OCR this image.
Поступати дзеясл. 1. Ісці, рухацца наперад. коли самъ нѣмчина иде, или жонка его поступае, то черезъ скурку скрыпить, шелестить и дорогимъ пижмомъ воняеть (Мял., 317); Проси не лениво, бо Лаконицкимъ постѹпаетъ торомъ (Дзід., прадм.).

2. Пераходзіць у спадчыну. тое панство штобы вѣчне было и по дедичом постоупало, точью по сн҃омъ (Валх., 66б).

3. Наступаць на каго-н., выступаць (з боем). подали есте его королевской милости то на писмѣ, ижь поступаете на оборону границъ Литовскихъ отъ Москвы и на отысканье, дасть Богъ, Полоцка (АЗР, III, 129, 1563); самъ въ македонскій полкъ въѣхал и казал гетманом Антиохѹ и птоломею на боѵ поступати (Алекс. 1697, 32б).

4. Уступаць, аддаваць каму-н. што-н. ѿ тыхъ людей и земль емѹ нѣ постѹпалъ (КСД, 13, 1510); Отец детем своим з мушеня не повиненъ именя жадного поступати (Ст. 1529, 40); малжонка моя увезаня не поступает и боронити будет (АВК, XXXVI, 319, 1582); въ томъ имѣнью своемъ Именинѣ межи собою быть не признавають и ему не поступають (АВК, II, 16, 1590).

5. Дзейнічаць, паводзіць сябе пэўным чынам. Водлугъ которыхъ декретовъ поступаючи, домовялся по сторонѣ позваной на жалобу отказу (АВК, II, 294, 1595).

==========

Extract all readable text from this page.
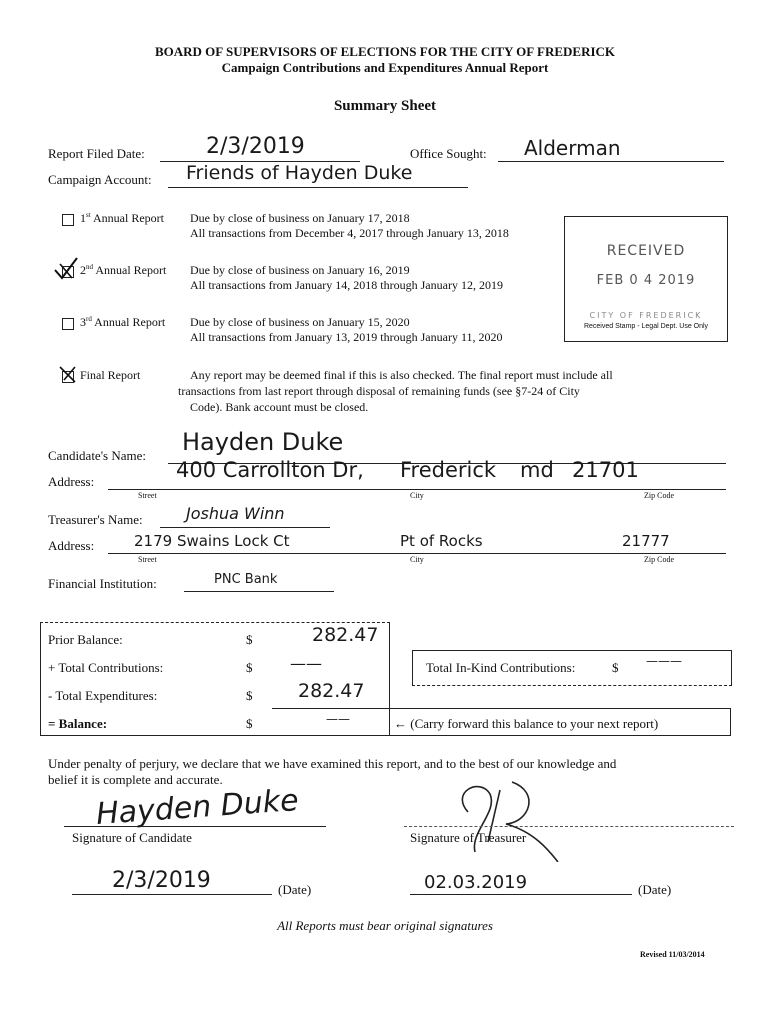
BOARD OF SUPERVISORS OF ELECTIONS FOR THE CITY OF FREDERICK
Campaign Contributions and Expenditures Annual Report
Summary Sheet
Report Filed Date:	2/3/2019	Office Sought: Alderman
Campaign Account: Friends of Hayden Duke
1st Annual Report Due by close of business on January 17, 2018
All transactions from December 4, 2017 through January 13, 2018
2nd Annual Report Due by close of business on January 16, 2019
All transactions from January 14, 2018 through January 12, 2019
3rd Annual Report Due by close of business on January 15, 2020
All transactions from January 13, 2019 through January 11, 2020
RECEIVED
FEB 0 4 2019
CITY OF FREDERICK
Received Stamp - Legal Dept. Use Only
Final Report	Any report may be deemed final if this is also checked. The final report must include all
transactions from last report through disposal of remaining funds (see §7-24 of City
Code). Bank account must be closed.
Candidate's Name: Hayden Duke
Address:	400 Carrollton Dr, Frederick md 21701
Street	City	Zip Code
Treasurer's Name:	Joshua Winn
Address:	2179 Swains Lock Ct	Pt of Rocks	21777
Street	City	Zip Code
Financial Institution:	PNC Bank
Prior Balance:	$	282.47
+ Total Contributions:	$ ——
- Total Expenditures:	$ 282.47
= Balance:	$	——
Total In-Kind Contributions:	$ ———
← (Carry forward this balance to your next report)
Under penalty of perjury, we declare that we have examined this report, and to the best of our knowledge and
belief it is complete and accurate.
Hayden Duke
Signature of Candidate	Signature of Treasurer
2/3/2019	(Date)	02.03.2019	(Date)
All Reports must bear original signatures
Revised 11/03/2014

==========

## Exercise description
Pick out each line above that includes "Duke" and show it.

## Expected output
Campaign Account: Friends of Hayden Duke
Candidate's Name: Hayden Duke
Hayden Duke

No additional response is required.